Start of Material provided
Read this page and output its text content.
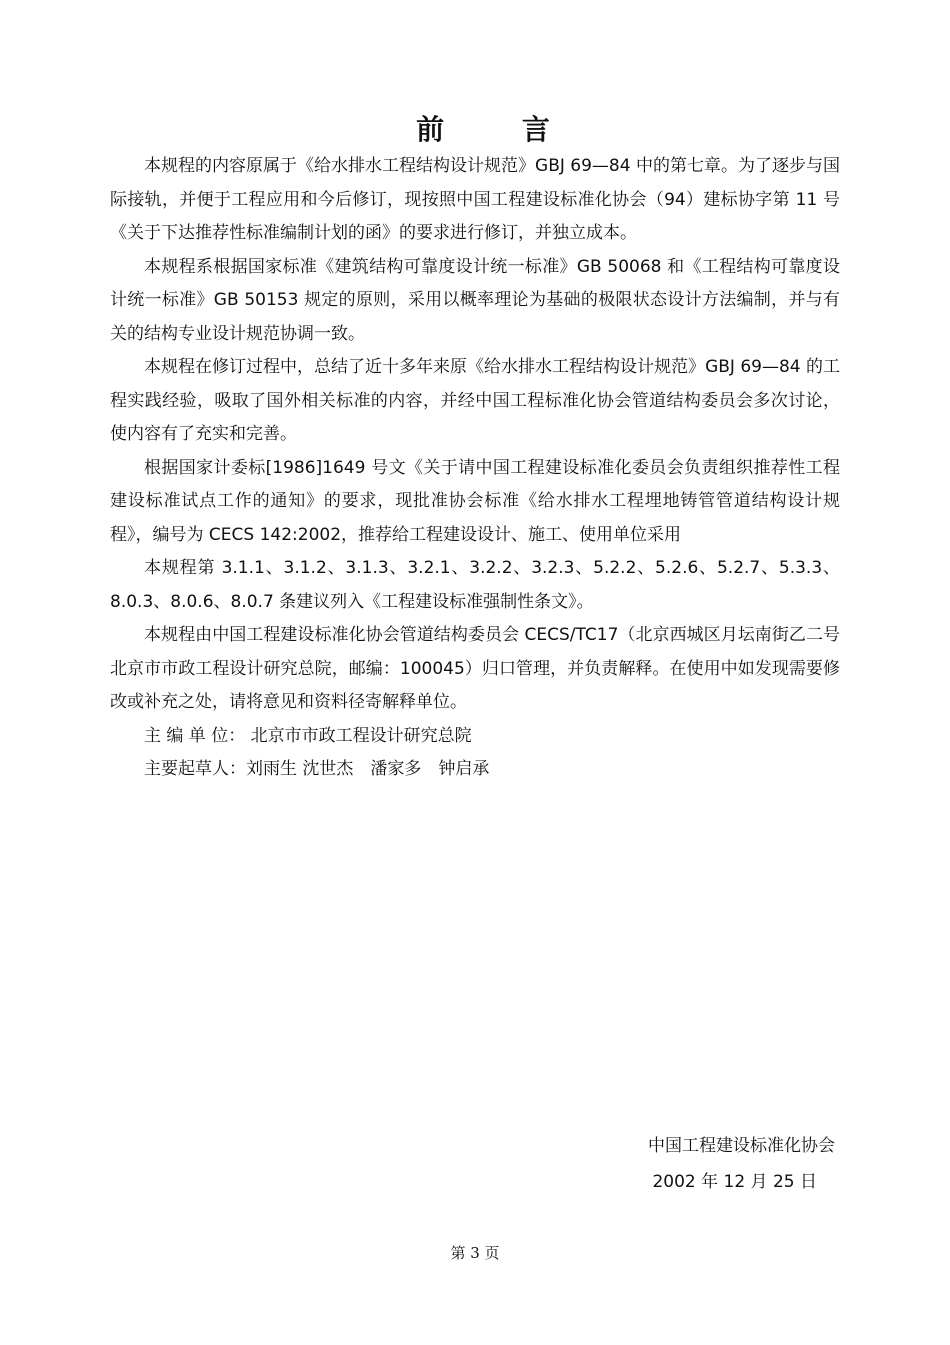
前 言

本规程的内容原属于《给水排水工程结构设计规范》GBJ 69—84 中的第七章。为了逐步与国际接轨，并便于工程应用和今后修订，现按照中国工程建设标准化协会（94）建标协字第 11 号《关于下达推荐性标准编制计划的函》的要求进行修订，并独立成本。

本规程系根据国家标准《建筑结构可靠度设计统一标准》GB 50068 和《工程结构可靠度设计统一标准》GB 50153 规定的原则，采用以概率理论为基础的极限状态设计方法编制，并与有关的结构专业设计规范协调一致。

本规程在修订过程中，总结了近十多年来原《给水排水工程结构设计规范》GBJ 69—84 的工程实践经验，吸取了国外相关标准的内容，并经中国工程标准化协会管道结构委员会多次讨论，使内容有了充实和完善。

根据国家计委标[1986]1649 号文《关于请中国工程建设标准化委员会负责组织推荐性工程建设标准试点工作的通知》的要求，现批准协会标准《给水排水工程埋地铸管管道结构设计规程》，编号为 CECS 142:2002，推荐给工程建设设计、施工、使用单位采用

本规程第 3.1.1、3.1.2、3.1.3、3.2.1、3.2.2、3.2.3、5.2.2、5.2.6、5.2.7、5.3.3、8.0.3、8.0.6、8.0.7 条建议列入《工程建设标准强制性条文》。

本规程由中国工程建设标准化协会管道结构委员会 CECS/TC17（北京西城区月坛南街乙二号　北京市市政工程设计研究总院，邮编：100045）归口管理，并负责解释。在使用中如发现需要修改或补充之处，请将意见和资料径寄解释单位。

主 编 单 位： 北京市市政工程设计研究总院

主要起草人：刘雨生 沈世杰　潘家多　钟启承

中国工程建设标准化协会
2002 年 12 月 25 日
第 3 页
End of Material provided
Start of Material provided
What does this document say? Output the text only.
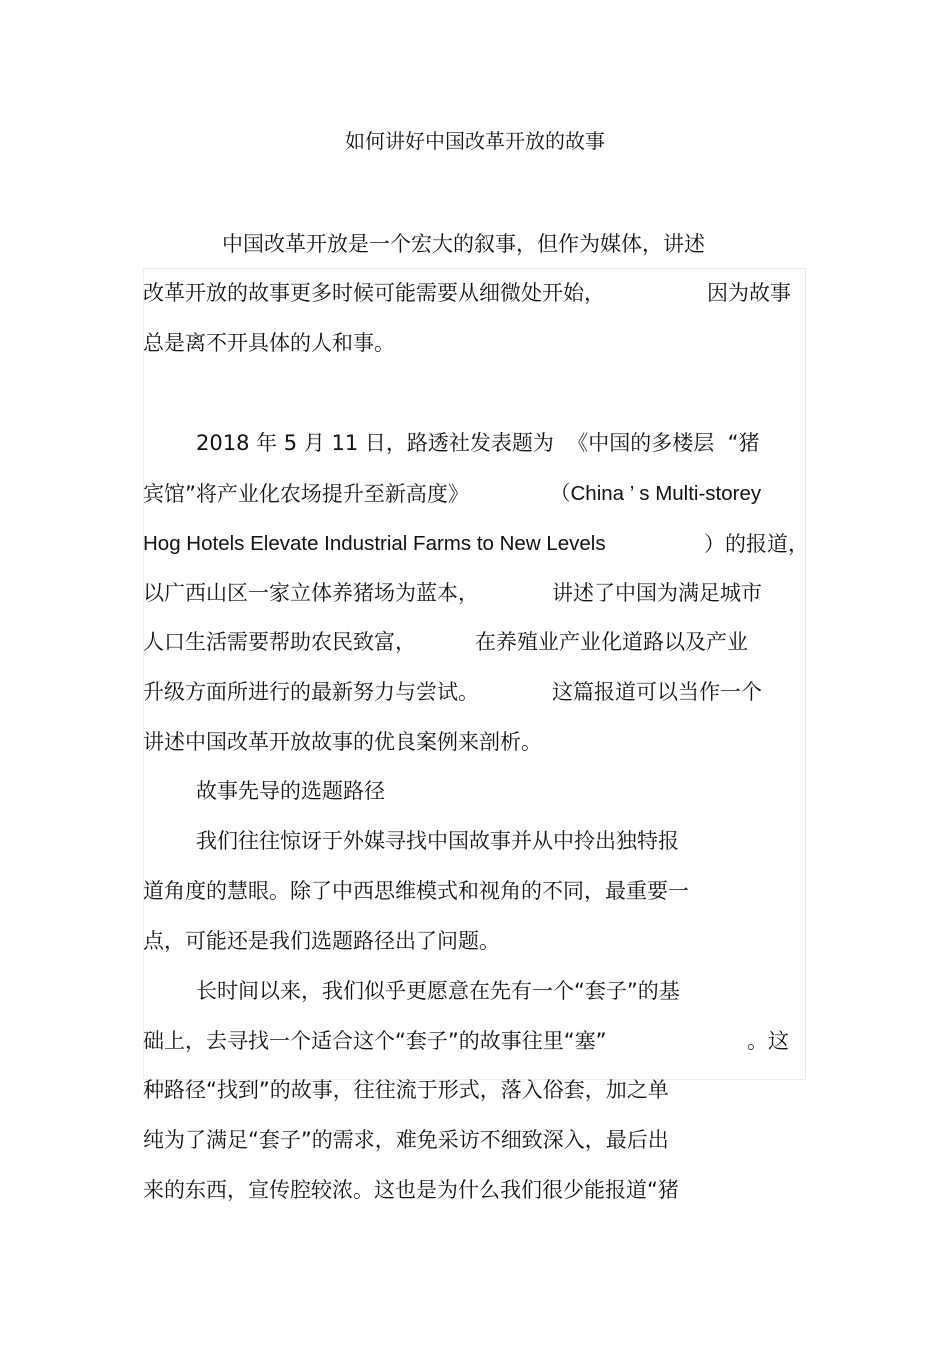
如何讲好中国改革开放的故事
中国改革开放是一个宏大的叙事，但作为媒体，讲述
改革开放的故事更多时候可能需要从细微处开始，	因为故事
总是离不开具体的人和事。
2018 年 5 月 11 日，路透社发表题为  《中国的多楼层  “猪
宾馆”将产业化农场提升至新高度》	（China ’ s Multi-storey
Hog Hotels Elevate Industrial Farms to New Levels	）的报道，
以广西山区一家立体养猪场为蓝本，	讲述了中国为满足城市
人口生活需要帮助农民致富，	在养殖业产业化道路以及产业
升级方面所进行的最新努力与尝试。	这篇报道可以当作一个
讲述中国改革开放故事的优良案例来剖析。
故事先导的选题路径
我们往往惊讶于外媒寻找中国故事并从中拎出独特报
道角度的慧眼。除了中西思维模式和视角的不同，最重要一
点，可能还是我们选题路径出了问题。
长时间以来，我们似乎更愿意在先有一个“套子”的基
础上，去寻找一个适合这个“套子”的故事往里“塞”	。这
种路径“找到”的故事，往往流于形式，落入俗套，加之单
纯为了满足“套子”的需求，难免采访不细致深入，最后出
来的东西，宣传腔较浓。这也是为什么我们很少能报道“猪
End of Material provided
**Task to complete**
Say how many lines in the records hold the string "CECS", and say nothing else.

**Problem solution**
2